--- BEGIN ---
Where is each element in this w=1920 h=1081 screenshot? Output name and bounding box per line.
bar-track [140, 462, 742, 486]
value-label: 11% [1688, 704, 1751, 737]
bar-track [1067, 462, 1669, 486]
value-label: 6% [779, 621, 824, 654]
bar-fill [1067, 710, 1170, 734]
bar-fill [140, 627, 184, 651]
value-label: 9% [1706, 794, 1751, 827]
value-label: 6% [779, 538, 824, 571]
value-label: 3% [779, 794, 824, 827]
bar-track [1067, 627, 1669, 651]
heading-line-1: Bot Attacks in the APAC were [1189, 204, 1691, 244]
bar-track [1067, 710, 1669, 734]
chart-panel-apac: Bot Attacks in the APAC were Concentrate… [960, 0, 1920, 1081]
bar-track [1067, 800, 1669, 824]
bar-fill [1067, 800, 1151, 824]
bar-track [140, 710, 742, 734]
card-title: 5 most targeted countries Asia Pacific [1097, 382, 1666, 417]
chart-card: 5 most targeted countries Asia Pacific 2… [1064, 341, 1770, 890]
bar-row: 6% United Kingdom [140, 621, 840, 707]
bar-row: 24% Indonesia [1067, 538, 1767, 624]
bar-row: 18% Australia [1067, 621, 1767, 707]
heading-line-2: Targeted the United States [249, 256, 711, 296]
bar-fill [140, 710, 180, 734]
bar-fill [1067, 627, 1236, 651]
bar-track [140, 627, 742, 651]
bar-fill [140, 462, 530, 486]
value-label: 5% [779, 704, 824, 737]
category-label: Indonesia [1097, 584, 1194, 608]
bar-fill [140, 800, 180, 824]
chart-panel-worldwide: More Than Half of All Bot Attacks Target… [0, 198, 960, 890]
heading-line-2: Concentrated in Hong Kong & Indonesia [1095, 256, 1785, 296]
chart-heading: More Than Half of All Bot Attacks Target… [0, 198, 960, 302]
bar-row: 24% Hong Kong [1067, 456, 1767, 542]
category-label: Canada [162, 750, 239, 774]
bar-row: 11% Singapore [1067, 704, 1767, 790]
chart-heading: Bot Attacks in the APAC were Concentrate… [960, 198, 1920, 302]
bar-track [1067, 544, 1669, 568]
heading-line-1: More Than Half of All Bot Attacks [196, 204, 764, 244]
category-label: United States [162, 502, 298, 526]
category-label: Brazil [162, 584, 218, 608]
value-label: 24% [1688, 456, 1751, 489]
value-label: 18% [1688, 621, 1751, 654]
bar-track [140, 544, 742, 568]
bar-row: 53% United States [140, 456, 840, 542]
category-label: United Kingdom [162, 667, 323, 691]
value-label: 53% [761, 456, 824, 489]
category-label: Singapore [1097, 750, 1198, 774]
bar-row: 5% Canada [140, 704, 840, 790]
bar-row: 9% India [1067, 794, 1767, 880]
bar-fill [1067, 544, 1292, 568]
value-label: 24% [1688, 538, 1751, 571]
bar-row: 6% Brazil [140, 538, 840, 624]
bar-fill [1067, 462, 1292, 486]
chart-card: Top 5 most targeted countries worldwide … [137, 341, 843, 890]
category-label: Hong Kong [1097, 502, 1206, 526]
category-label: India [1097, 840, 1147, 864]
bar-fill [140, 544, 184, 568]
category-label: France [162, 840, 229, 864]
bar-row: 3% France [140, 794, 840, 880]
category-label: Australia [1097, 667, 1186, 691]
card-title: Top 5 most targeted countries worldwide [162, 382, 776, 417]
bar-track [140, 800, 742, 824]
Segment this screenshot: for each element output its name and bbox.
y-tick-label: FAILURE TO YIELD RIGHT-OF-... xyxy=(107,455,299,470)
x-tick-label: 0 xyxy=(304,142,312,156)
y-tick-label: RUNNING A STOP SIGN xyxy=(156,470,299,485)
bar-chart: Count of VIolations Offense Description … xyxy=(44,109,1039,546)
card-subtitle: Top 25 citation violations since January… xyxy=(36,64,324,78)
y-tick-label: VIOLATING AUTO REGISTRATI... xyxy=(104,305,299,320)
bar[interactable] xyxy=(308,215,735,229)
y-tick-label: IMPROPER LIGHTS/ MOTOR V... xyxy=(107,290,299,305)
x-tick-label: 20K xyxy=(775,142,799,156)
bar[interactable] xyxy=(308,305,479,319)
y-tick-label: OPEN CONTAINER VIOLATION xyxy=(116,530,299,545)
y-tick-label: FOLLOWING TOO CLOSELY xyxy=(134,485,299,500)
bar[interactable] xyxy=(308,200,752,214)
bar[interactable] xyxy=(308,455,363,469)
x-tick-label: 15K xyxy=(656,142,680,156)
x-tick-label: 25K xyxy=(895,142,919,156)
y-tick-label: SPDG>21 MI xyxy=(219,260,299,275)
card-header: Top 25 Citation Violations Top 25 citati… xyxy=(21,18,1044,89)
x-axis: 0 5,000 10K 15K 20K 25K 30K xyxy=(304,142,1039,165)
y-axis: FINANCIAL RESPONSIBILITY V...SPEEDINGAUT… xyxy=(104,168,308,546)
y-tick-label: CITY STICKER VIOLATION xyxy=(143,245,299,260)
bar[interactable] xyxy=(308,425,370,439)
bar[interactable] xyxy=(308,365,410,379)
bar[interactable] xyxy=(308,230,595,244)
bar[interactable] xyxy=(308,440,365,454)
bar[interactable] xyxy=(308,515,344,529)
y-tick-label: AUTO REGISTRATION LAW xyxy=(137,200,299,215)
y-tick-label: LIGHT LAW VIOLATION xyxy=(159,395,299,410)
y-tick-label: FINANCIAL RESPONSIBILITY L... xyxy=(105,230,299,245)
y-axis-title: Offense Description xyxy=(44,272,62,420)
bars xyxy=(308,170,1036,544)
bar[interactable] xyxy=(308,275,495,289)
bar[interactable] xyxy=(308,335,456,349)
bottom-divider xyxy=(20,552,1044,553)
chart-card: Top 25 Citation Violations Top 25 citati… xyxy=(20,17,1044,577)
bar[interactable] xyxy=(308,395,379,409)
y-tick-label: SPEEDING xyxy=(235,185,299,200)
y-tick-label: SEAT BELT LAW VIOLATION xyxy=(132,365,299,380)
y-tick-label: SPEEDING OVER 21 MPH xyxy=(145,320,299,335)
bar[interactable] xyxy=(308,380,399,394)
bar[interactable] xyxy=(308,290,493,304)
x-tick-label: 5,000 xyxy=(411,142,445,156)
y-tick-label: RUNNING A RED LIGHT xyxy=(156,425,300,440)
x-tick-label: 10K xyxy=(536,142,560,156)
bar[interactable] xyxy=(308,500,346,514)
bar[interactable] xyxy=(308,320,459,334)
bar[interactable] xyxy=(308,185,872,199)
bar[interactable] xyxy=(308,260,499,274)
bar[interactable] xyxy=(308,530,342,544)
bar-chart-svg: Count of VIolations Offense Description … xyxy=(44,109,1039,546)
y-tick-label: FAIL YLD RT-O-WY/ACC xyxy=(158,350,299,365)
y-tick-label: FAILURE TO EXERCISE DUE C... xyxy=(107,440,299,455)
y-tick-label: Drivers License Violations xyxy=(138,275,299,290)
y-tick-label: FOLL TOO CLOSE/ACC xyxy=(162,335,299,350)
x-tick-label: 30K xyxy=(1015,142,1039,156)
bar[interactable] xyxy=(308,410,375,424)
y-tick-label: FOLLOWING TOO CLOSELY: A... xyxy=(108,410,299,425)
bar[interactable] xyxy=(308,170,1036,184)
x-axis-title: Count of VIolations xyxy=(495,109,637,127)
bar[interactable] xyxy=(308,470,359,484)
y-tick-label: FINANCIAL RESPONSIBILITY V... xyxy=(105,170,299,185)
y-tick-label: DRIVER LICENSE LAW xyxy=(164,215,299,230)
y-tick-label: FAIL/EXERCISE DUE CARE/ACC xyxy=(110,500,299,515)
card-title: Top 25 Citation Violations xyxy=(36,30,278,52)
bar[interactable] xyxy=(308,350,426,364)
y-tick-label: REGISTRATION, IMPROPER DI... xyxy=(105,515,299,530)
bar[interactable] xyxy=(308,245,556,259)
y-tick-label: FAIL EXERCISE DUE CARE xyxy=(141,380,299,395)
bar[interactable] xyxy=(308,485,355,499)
--- END ---
→ **Request**:
Put the lines of the items above into a numbered list, from the first line through the line with "bar-fill [1067, 710, 1170, 734]", both included, and leave out any blank lines.

→ **Solution**:
1. Where is each element in this w=1920 h=1081 screenshot? Output name and bounding box per line.
2. bar-track [140, 462, 742, 486]
3. value-label: 11% [1688, 704, 1751, 737]
4. bar-track [1067, 462, 1669, 486]
5. value-label: 6% [779, 621, 824, 654]
6. bar-fill [1067, 710, 1170, 734]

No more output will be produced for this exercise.